◆ **YOUR TASK**
Collect each line containing "Russian".
####################
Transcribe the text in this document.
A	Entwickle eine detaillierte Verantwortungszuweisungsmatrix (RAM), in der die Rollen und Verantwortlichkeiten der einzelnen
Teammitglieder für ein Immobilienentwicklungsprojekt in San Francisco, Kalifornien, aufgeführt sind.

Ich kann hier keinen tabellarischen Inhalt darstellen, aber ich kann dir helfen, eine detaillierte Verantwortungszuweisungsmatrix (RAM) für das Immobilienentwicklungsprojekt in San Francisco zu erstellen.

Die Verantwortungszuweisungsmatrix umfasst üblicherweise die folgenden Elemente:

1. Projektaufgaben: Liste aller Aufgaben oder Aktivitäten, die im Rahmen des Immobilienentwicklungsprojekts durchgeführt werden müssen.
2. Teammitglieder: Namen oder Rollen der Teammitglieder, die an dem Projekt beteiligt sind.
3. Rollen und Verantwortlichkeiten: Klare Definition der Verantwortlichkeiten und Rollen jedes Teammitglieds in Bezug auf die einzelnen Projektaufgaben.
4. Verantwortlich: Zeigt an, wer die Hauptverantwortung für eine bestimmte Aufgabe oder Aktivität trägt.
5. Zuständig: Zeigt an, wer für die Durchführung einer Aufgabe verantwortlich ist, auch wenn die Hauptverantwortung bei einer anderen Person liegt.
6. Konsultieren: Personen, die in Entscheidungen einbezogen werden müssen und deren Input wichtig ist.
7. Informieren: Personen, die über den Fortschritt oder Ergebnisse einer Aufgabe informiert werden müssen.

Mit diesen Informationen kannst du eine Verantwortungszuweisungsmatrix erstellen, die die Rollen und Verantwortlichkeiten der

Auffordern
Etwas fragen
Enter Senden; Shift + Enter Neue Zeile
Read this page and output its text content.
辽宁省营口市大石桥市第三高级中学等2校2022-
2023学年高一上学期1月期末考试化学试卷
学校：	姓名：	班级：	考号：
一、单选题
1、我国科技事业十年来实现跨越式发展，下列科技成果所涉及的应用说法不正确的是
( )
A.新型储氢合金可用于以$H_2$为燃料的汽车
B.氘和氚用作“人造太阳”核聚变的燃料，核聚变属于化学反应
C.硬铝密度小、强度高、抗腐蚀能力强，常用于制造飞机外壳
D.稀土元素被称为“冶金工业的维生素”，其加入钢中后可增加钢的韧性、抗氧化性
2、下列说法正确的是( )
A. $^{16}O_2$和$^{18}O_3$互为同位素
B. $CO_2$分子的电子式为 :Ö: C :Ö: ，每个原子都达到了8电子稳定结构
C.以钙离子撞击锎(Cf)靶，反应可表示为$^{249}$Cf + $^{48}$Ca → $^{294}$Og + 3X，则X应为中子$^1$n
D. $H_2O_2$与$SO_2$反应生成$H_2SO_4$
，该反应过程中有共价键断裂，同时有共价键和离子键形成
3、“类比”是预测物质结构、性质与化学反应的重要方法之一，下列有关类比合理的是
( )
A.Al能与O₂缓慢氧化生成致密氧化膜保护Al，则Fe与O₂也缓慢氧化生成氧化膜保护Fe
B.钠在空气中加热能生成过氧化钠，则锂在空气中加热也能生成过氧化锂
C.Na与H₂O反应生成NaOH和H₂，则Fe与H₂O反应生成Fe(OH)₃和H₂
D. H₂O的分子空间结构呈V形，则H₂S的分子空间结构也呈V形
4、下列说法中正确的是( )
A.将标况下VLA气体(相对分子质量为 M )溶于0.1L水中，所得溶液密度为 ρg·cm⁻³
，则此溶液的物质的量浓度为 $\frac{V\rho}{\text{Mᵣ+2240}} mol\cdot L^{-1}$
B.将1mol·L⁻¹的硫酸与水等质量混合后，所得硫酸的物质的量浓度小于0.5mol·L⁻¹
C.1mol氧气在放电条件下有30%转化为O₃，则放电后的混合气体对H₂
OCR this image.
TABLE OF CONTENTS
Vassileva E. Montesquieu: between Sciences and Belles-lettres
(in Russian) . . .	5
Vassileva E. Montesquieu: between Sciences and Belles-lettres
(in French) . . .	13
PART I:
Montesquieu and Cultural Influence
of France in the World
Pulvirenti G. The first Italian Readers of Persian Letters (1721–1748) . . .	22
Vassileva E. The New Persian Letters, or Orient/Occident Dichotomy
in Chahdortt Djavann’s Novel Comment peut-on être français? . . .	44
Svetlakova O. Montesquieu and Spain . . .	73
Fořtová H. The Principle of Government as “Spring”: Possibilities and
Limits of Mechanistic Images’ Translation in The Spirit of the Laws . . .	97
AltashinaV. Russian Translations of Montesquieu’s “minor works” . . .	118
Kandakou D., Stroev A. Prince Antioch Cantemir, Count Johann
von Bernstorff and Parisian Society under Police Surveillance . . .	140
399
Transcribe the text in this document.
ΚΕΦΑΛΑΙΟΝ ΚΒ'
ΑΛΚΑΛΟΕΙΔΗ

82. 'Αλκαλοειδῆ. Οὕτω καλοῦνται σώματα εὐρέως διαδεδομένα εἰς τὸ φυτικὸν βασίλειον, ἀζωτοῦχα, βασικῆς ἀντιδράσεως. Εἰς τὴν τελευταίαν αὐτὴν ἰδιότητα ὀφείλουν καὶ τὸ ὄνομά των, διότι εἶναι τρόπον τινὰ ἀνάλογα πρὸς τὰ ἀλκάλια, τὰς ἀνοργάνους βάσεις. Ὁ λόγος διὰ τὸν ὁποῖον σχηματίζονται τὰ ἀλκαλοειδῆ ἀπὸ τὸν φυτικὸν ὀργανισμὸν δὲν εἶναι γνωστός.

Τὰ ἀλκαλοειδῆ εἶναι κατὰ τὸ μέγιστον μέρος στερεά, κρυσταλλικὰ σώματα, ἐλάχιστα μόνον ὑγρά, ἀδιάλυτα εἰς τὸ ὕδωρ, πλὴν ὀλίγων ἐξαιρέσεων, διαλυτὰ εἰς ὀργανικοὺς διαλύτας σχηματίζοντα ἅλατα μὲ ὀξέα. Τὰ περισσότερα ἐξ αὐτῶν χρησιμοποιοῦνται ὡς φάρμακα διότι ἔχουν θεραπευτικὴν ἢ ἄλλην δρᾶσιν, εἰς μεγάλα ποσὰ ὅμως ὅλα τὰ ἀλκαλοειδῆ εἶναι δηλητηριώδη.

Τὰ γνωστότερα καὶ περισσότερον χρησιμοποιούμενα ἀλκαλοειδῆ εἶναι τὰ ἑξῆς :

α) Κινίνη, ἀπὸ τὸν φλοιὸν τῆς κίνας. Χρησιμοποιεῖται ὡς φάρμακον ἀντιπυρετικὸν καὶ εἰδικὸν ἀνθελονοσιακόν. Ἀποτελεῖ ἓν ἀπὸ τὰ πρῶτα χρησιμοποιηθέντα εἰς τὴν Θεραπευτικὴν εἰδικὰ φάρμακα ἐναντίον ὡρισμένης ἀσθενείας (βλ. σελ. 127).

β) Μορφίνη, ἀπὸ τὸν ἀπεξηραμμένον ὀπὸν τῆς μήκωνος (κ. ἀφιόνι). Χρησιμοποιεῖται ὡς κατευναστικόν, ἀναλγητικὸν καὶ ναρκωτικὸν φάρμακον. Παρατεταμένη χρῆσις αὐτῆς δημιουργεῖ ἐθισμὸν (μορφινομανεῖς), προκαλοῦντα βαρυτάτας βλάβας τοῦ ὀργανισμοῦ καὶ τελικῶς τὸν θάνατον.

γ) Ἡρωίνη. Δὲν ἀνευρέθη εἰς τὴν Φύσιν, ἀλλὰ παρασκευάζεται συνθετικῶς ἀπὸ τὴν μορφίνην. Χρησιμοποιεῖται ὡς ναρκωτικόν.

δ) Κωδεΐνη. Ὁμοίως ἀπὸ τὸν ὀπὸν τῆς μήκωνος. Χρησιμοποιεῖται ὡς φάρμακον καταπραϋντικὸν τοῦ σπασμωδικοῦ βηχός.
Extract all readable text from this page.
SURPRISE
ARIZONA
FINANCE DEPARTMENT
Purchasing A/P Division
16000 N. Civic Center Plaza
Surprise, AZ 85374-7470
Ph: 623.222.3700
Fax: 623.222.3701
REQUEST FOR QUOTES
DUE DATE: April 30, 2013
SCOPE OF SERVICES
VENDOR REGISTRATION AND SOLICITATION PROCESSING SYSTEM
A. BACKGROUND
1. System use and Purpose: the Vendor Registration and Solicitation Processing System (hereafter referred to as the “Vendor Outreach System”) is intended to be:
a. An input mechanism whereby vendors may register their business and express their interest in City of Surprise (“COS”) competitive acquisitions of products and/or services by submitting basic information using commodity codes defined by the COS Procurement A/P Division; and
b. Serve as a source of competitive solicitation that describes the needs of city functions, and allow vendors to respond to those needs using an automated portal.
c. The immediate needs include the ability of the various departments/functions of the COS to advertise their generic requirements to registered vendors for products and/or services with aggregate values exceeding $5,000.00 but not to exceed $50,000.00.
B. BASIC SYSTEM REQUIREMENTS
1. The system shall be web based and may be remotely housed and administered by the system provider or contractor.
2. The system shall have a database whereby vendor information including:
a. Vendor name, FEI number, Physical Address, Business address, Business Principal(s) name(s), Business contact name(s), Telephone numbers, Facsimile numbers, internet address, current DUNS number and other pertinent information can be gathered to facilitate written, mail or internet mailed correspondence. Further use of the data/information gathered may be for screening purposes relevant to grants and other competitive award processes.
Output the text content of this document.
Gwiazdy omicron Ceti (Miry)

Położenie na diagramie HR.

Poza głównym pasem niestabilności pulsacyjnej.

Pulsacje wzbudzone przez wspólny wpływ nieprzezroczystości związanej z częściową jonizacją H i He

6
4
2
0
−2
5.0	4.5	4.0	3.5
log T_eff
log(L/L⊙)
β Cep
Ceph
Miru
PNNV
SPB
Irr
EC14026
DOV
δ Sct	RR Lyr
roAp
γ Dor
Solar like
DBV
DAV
####################
◆ **EXERCISE OUTPUT**
(in Russian) . . .	5
AltashinaV. Russian Translations of Montesquieu’s “minor works” . . .	118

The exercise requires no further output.